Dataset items
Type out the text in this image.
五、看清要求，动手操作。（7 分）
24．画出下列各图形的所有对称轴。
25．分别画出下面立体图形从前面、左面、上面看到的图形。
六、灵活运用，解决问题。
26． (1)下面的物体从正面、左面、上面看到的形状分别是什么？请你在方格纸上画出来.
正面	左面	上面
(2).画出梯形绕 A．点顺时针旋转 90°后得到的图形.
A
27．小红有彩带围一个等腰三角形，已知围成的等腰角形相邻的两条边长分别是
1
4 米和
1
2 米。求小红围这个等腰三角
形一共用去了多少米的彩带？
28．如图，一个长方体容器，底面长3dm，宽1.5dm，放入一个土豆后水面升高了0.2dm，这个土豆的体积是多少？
...
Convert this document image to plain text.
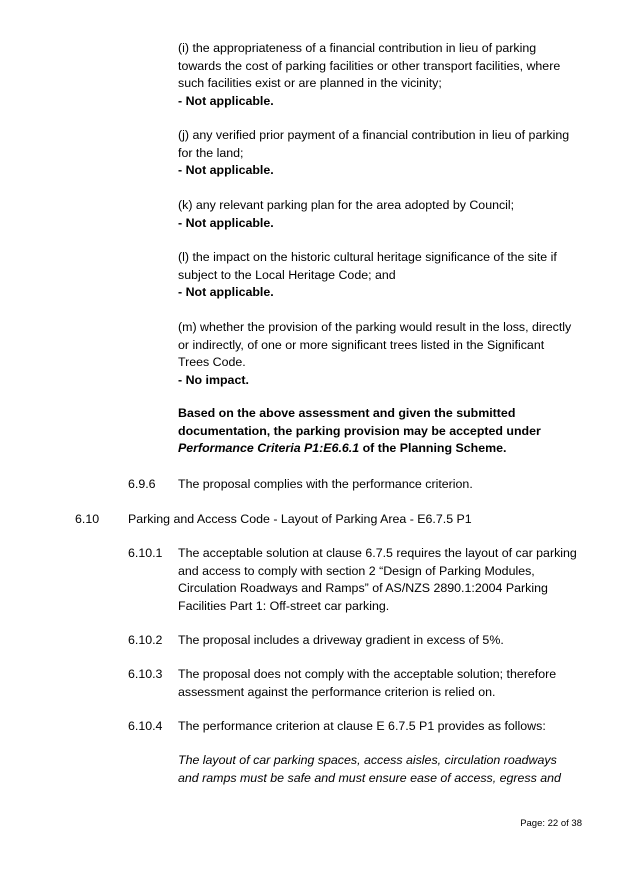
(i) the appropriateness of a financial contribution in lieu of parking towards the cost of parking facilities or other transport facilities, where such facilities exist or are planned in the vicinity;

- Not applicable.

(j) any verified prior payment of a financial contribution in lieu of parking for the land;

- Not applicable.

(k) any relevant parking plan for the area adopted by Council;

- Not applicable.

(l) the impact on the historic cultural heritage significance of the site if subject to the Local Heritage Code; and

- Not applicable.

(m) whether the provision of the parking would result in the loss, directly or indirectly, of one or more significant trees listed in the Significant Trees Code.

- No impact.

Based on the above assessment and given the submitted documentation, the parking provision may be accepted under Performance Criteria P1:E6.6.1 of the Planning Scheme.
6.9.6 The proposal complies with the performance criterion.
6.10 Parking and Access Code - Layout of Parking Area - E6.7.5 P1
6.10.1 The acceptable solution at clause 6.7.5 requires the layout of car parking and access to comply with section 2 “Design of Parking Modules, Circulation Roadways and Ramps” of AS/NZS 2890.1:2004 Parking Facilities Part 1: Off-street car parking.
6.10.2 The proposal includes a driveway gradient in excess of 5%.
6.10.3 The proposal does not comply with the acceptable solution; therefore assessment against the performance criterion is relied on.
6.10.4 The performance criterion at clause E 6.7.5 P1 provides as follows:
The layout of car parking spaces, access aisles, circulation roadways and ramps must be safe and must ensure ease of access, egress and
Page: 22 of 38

* [WHAT TO WORK ON]: State how many lines of the records above contain the word "impact", and give only that number.

* [PROBLEM SOLUTION]: 2